** BEGIN Data for processing **
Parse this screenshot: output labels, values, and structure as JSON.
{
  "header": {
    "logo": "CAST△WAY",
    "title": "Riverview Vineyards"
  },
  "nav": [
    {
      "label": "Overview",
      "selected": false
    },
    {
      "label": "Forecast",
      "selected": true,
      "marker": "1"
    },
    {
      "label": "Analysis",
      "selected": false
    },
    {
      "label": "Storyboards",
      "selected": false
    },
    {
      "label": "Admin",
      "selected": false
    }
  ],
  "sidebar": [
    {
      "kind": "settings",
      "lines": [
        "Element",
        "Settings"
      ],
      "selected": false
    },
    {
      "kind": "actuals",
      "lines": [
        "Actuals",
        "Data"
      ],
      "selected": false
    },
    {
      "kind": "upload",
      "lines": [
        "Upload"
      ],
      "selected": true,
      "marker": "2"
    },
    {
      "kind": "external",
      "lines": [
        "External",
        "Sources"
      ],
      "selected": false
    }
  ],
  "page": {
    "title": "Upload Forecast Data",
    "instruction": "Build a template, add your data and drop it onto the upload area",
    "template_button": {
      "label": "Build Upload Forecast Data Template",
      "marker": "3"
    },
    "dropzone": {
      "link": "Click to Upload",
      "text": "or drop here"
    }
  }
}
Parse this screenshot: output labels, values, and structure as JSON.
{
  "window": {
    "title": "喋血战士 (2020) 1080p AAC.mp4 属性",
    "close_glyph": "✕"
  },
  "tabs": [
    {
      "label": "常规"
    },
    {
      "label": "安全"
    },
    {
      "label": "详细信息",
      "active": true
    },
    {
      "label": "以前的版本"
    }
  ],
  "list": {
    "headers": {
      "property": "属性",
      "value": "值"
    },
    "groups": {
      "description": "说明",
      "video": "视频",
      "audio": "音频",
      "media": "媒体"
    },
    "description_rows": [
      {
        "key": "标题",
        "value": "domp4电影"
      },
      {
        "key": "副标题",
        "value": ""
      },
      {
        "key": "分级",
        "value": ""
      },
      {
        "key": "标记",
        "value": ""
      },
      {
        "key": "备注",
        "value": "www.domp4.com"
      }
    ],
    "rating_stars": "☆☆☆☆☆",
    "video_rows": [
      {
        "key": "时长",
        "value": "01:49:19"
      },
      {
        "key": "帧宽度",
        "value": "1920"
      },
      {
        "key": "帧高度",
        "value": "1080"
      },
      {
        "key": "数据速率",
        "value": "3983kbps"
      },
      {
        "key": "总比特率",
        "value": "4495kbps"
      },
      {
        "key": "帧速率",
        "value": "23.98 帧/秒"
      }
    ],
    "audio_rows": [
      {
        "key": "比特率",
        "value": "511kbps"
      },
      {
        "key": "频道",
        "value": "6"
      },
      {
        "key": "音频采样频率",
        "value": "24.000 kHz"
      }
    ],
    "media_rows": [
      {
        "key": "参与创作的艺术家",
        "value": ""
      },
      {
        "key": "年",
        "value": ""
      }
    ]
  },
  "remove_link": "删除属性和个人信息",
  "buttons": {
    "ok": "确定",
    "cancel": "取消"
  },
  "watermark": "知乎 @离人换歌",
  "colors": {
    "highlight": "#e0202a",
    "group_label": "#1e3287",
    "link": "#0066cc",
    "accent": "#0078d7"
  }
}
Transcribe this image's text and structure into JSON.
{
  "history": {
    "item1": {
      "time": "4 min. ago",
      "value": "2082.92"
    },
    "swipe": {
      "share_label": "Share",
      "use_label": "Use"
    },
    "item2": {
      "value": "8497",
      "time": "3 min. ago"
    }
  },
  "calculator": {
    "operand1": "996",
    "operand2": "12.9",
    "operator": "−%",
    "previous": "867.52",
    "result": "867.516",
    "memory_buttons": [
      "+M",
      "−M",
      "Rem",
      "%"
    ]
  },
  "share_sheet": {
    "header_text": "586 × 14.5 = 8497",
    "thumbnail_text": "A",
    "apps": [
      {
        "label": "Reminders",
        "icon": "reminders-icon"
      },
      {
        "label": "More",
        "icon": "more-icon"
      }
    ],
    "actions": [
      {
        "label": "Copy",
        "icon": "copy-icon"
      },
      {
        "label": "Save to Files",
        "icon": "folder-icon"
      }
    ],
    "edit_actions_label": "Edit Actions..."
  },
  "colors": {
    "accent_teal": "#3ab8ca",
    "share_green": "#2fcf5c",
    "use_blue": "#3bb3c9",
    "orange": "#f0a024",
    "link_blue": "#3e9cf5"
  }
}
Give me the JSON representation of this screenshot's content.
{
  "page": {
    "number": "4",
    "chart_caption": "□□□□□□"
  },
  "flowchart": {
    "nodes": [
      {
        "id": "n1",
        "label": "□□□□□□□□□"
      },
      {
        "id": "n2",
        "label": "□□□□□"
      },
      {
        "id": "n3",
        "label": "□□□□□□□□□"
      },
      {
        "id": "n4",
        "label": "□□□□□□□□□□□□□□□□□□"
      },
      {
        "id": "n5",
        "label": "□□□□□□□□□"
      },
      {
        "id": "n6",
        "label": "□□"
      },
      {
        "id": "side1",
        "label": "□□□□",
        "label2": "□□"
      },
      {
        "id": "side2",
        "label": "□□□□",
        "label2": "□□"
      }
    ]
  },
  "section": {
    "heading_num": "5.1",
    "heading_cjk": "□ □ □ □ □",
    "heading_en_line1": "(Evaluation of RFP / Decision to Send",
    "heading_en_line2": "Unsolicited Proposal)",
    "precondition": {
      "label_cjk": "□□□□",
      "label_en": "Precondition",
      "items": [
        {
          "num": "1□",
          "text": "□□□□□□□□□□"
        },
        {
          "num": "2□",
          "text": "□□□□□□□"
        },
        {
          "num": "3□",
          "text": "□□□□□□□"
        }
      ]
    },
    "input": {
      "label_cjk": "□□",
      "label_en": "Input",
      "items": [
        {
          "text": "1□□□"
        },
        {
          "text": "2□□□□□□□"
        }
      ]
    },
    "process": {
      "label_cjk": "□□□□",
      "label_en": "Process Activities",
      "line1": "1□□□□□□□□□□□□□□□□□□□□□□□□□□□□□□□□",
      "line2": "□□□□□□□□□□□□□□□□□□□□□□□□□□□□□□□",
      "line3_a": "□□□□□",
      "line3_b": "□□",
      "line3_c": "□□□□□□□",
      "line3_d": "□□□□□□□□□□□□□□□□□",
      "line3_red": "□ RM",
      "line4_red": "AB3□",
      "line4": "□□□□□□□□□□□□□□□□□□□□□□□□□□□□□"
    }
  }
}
** END Data for processing **
_Problem details:_ Give only the number of lines in the data that include the string "icon".

_Solution to this exercise:_ 4